Task instructions: Each record is to be printed again precisely as it reads.

--- START OF Data supplied ---

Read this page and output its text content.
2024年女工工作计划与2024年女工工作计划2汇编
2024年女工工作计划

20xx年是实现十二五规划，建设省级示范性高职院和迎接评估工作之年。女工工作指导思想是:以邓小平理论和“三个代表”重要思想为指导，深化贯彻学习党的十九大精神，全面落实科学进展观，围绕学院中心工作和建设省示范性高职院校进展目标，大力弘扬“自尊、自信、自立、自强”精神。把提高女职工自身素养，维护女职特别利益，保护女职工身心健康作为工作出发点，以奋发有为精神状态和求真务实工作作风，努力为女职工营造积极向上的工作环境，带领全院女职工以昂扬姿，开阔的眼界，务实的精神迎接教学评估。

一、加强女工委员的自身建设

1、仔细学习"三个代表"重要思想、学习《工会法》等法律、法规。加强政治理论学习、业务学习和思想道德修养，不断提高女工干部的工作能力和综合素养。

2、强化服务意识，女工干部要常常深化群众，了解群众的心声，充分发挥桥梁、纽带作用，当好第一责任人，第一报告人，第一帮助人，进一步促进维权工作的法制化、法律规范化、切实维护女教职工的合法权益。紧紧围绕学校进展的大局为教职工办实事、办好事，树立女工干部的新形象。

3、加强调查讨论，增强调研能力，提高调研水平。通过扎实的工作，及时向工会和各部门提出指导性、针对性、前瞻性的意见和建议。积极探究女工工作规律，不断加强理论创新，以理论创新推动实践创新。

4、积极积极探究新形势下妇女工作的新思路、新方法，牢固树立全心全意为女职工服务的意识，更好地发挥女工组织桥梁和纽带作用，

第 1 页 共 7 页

--- END OF Data supplied ---

Complete answer:
Read this page and output its text content.
2024年女工工作计划与2024年女工工作计划2汇编
2024年女工工作计划

20xx年是实现十二五规划，建设省级示范性高职院和迎接评估工作之年。女工工作指导思想是:以邓小平理论和“三个代表”重要思想为指导，深化贯彻学习党的十九大精神，全面落实科学进展观，围绕学院中心工作和建设省示范性高职院校进展目标，大力弘扬“自尊、自信、自立、自强”精神。把提高女职工自身素养，维护女职特别利益，保护女职工身心健康作为工作出发点，以奋发有为精神状态和求真务实工作作风，努力为女职工营造积极向上的工作环境，带领全院女职工以昂扬姿，开阔的眼界，务实的精神迎接教学评估。

一、加强女工委员的自身建设

1、仔细学习"三个代表"重要思想、学习《工会法》等法律、法规。加强政治理论学习、业务学习和思想道德修养，不断提高女工干部的工作能力和综合素养。

2、强化服务意识，女工干部要常常深化群众，了解群众的心声，充分发挥桥梁、纽带作用，当好第一责任人，第一报告人，第一帮助人，进一步促进维权工作的法制化、法律规范化、切实维护女教职工的合法权益。紧紧围绕学校进展的大局为教职工办实事、办好事，树立女工干部的新形象。

3、加强调查讨论，增强调研能力，提高调研水平。通过扎实的工作，及时向工会和各部门提出指导性、针对性、前瞻性的意见和建议。积极探究女工工作规律，不断加强理论创新，以理论创新推动实践创新。

4、积极积极探究新形势下妇女工作的新思路、新方法，牢固树立全心全意为女职工服务的意识，更好地发挥女工组织桥梁和纽带作用，

第 1 页 共 7 页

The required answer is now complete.